**Aim of the task:** Count the lines of the listing below that contain the string "annotation". Reply with the number alone.

Start of Supplied data

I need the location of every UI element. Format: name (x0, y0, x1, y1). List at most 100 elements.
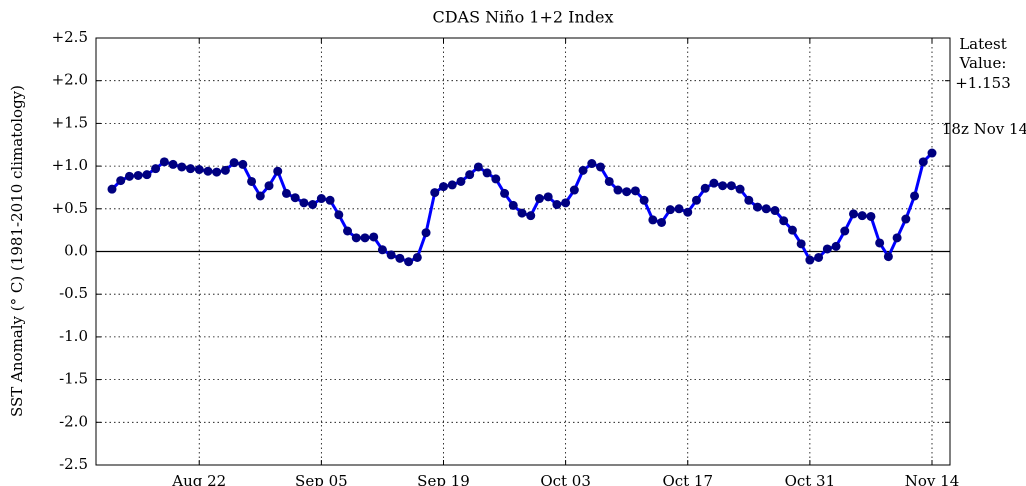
data-point (151, 164, 161, 174)
x-tick-label: Sep 05 (295, 472, 348, 486)
data-point (186, 164, 196, 174)
data-point (124, 171, 134, 181)
y-axis-label: SST Anomaly (° C) (1981-2010 climatology… (8, 85, 26, 417)
y-tick-label: -2.5 (59, 455, 88, 473)
y-tick-label: +2.0 (52, 71, 88, 89)
data-point (133, 170, 143, 180)
data-point (639, 195, 649, 205)
data-point (377, 245, 387, 255)
data-point (761, 204, 771, 214)
data-point (718, 181, 728, 191)
data-point (622, 187, 632, 197)
data-point (404, 257, 414, 267)
data-point (770, 206, 780, 216)
data-point (927, 148, 937, 158)
data-point (508, 200, 518, 210)
y-tick-label: +1.5 (52, 113, 88, 131)
data-point (343, 226, 353, 236)
data-point (613, 185, 623, 195)
data-point (517, 208, 527, 218)
y-tick-label: +0.5 (52, 199, 88, 217)
data-point (500, 188, 510, 198)
data-point (805, 255, 815, 265)
data-point (552, 200, 562, 210)
data-point (438, 182, 448, 192)
data-point (255, 191, 265, 201)
x-tick-label: Sep 19 (417, 472, 470, 486)
data-point (281, 188, 291, 198)
data-point (247, 176, 257, 186)
x-tick-label: Oct 17 (662, 472, 713, 486)
y-tick-label: -0.5 (59, 284, 88, 302)
data-point (840, 226, 850, 236)
data-point (578, 165, 588, 175)
data-point (657, 217, 667, 227)
data-point (264, 181, 274, 191)
data-point (779, 216, 789, 226)
data-point (220, 165, 230, 175)
data-point (456, 176, 466, 186)
data-point (604, 176, 614, 186)
data-point (360, 233, 370, 243)
data-point (526, 211, 536, 221)
data-point (430, 188, 440, 198)
y-tick-label: -1.0 (59, 327, 88, 345)
data-point (212, 167, 222, 177)
data-point (482, 168, 492, 178)
data-point (700, 183, 710, 193)
y-tick-label: +2.5 (52, 28, 88, 46)
data-point (674, 204, 684, 214)
data-point (596, 162, 606, 172)
data-point (316, 194, 326, 204)
data-point (787, 225, 797, 235)
annotation: +1.153 (955, 74, 1011, 92)
data-point (334, 210, 344, 220)
data-point (395, 253, 405, 263)
data-point (709, 178, 719, 188)
data-point (796, 239, 806, 249)
data-point (386, 250, 396, 260)
x-tick-label: Aug 22 (171, 472, 226, 486)
data-point (447, 180, 457, 190)
data-point (308, 200, 318, 210)
x-tick-label: Nov 14 (905, 472, 960, 486)
data-point (168, 159, 178, 169)
data-point (203, 166, 213, 176)
data-point (901, 214, 911, 224)
data-point (421, 228, 431, 238)
x-tick-label: Oct 31 (785, 472, 836, 486)
data-point (892, 233, 902, 243)
y-tick-label: 0.0 (64, 242, 88, 260)
data-point (866, 211, 876, 221)
data-point (465, 170, 475, 180)
data-point (875, 238, 885, 248)
data-point (369, 232, 379, 242)
data-point (473, 162, 483, 172)
data-point (325, 195, 335, 205)
data-point (587, 159, 597, 169)
data-point (351, 233, 361, 243)
plot-frame (95, 37, 951, 466)
data-point (290, 193, 300, 203)
data-point (814, 252, 824, 262)
data-point (822, 244, 832, 254)
data-point (683, 207, 693, 217)
data-point (726, 181, 736, 191)
y-tick-label: -1.5 (59, 370, 88, 388)
data-point (910, 191, 920, 201)
data-point (561, 198, 571, 208)
data-point (918, 157, 928, 167)
y-tick-label: +1.0 (52, 156, 88, 174)
data-point (107, 184, 117, 194)
x-tick-label: Oct 03 (540, 472, 591, 486)
y-tick-label: -2.0 (59, 412, 88, 430)
annotation: 18z Nov 14 (942, 120, 1026, 138)
data-point (412, 252, 422, 262)
data-point (238, 159, 248, 169)
data-point (569, 185, 579, 195)
data-point (883, 252, 893, 262)
data-point (194, 165, 204, 175)
data-point (848, 209, 858, 219)
data-point (691, 195, 701, 205)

End of Supplied data

**Answer below:** 2